» **PROBLEM**
Search the entries below. Return every line that has "style" in it.
START RECORDS TO PROCESS
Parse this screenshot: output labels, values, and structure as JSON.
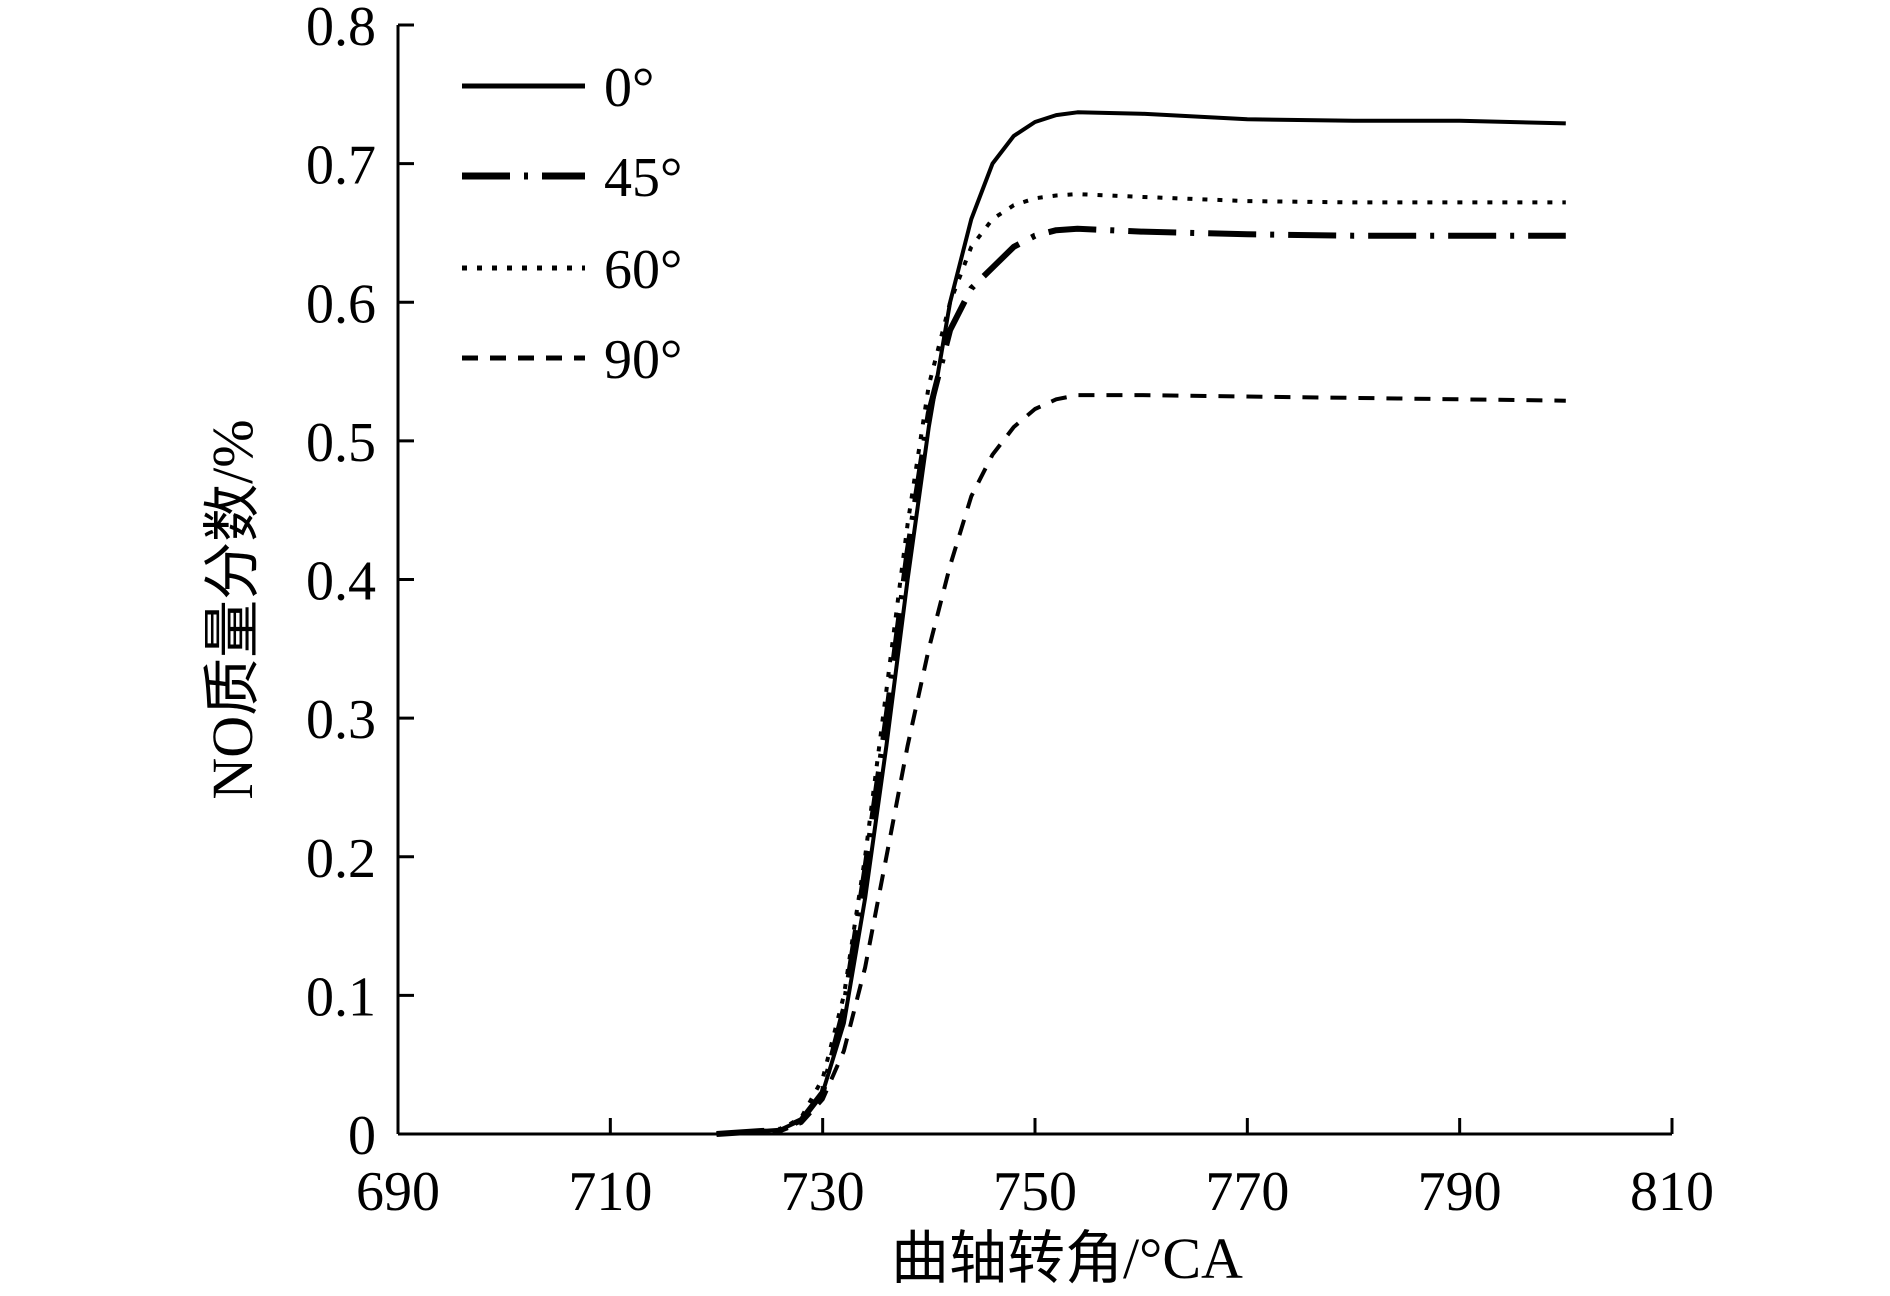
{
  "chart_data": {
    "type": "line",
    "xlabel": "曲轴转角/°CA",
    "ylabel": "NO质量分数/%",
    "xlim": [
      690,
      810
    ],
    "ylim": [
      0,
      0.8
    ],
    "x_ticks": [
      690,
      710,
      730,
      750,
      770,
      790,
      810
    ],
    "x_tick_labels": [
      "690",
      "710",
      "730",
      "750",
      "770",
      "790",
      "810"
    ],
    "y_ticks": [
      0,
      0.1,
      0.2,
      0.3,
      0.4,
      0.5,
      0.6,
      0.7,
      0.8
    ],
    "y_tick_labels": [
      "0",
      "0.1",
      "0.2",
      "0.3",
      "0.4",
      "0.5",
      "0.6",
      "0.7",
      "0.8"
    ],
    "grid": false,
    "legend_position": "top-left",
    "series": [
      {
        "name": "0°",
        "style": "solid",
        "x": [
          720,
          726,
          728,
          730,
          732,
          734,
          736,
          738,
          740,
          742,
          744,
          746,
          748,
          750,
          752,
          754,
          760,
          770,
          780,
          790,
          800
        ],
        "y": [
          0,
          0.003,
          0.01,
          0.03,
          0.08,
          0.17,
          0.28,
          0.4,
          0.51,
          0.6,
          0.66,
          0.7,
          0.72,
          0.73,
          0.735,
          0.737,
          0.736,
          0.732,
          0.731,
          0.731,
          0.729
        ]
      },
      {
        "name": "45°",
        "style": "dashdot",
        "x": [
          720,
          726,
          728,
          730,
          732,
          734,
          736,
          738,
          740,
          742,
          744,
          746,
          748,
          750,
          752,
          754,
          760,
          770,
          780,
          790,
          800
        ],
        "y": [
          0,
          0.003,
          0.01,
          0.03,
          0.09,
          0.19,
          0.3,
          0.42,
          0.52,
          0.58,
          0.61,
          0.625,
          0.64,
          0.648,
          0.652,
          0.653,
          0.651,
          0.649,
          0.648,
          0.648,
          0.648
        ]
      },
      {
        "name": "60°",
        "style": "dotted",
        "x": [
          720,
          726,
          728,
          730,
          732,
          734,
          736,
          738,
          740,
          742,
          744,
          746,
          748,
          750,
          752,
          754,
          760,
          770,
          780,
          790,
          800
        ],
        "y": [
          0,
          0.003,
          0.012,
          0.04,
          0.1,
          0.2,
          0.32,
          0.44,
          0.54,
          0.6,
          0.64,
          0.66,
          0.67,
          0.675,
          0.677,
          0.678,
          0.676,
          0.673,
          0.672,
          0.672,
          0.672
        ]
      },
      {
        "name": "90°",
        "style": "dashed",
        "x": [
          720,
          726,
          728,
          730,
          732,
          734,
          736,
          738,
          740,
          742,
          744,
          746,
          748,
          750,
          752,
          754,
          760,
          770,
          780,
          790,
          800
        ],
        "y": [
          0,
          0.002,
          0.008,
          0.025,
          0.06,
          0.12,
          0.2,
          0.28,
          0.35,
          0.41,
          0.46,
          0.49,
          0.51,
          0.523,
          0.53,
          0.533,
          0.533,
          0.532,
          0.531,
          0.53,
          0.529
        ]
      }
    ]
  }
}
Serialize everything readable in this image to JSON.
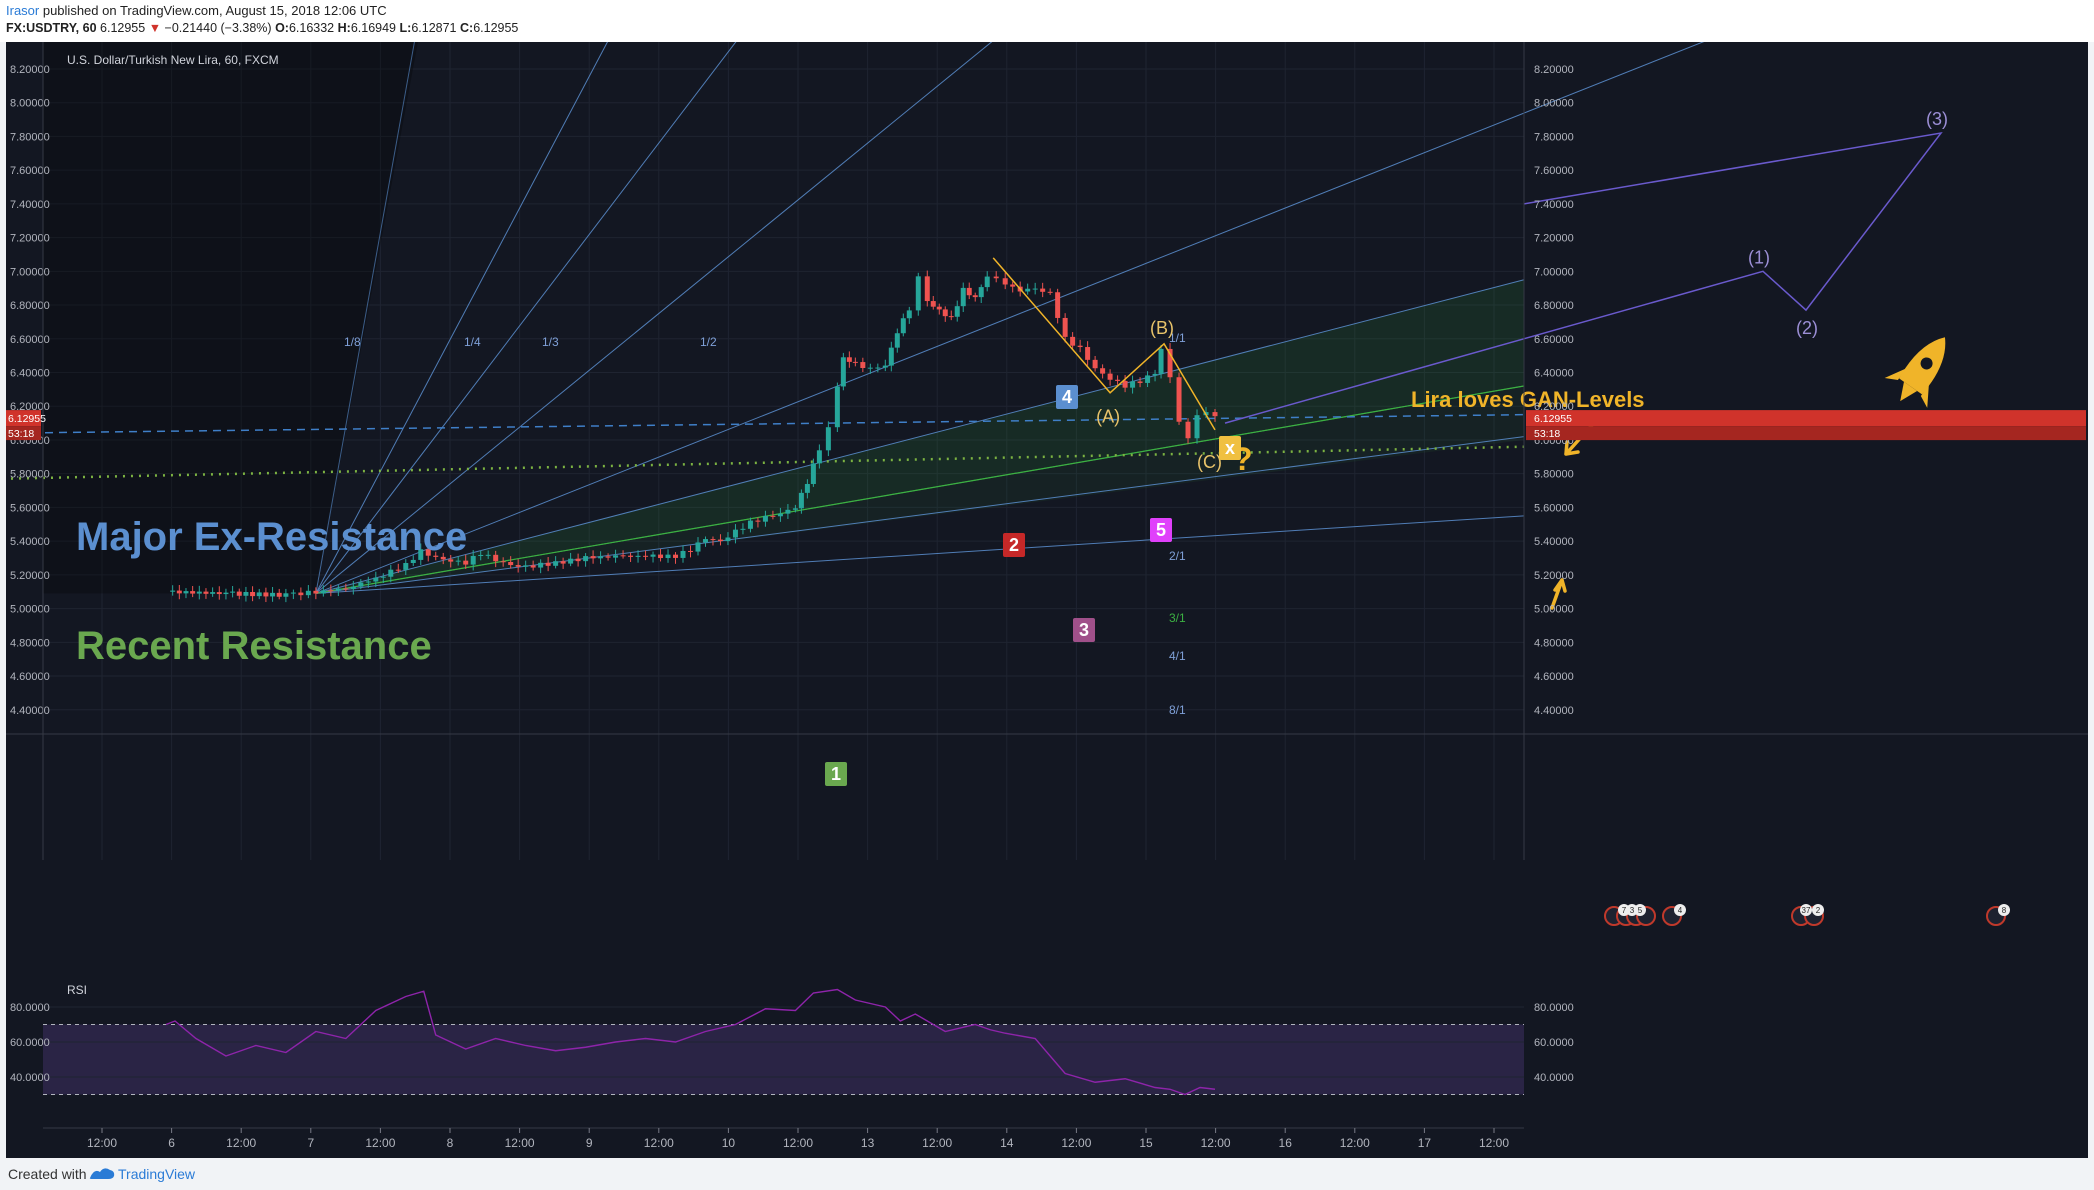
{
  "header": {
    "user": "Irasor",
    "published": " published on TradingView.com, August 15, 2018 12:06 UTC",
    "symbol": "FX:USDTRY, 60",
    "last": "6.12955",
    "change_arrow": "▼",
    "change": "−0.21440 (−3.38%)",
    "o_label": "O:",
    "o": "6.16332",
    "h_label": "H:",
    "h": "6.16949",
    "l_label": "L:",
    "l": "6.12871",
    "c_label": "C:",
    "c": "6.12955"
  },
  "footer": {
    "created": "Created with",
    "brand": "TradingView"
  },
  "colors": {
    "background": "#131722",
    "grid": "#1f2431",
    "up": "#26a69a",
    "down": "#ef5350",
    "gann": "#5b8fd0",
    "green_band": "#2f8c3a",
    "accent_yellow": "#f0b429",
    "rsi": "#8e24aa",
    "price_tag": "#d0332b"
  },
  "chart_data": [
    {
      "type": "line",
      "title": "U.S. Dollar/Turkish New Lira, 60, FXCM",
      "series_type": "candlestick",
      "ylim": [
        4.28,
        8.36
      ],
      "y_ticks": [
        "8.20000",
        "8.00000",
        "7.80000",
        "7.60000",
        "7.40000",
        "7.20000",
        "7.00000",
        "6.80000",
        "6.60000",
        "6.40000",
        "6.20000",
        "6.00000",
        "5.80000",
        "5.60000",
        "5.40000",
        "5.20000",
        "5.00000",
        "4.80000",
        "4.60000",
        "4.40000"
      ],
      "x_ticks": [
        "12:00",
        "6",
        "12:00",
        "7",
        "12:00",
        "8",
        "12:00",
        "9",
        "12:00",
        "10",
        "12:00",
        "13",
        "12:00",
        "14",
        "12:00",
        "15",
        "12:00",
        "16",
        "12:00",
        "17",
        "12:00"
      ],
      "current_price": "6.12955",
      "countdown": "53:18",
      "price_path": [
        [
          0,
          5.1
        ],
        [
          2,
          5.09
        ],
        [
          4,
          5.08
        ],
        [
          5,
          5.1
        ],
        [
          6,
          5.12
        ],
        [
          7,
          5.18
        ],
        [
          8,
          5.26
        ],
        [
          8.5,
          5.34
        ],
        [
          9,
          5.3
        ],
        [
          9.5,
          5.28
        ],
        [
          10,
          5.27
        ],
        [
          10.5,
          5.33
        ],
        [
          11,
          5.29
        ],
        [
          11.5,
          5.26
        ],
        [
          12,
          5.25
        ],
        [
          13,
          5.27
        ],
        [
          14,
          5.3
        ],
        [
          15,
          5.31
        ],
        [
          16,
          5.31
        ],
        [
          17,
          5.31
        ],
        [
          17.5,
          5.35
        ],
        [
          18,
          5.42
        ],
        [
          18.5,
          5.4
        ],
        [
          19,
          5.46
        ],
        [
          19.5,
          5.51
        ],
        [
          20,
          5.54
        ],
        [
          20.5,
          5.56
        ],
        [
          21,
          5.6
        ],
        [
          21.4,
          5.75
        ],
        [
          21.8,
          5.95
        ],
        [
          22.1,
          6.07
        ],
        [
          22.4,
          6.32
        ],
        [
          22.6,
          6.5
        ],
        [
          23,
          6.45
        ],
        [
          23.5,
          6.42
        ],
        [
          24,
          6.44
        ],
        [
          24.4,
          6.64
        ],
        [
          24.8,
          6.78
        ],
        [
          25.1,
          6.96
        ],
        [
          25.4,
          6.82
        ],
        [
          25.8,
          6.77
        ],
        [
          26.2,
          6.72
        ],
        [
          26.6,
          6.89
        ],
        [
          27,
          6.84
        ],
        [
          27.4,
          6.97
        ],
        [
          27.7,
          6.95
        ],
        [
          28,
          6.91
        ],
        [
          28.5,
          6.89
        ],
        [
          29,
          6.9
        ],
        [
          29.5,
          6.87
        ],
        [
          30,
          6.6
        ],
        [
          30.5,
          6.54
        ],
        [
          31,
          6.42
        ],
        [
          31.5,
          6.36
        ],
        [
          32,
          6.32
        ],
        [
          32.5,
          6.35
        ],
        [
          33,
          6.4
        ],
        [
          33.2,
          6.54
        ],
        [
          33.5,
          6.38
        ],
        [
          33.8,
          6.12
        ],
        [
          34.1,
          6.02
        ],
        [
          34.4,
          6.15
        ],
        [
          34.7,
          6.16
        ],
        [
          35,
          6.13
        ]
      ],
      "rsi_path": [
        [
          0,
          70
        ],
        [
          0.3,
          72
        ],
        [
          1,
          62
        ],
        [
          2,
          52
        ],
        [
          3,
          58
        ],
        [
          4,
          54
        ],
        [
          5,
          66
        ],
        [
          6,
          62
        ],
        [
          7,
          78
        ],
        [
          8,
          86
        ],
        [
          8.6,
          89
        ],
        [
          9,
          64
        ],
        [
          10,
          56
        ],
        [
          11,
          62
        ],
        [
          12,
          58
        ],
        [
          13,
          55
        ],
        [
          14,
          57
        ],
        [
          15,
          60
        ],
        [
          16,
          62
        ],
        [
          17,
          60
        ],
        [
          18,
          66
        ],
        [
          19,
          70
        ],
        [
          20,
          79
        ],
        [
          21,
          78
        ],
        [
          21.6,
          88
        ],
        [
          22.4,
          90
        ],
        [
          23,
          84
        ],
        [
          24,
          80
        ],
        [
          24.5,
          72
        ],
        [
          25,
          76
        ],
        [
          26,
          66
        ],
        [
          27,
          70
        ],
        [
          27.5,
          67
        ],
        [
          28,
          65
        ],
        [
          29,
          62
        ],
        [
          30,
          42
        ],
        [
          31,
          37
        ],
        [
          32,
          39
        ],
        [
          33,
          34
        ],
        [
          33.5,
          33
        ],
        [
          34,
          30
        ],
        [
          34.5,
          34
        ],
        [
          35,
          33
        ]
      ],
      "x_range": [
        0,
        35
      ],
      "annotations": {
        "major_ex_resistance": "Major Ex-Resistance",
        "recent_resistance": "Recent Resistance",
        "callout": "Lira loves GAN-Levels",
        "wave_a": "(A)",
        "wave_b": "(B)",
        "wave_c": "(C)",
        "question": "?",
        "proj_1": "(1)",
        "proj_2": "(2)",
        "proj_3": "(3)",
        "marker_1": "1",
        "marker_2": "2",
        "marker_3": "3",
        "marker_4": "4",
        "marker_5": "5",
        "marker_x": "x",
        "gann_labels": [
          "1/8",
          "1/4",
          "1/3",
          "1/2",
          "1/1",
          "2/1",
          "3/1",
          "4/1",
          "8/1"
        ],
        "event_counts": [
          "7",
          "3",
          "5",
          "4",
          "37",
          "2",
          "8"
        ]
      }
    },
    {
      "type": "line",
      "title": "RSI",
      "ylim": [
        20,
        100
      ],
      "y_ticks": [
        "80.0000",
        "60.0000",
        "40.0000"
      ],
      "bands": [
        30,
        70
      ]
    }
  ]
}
END RECORDS TO PROCESS
» **OUTPUT FOR THIS TASK**
        "style": "solid",
        "style": "dashdot",
        "style": "dotted",
        "style": "dashed",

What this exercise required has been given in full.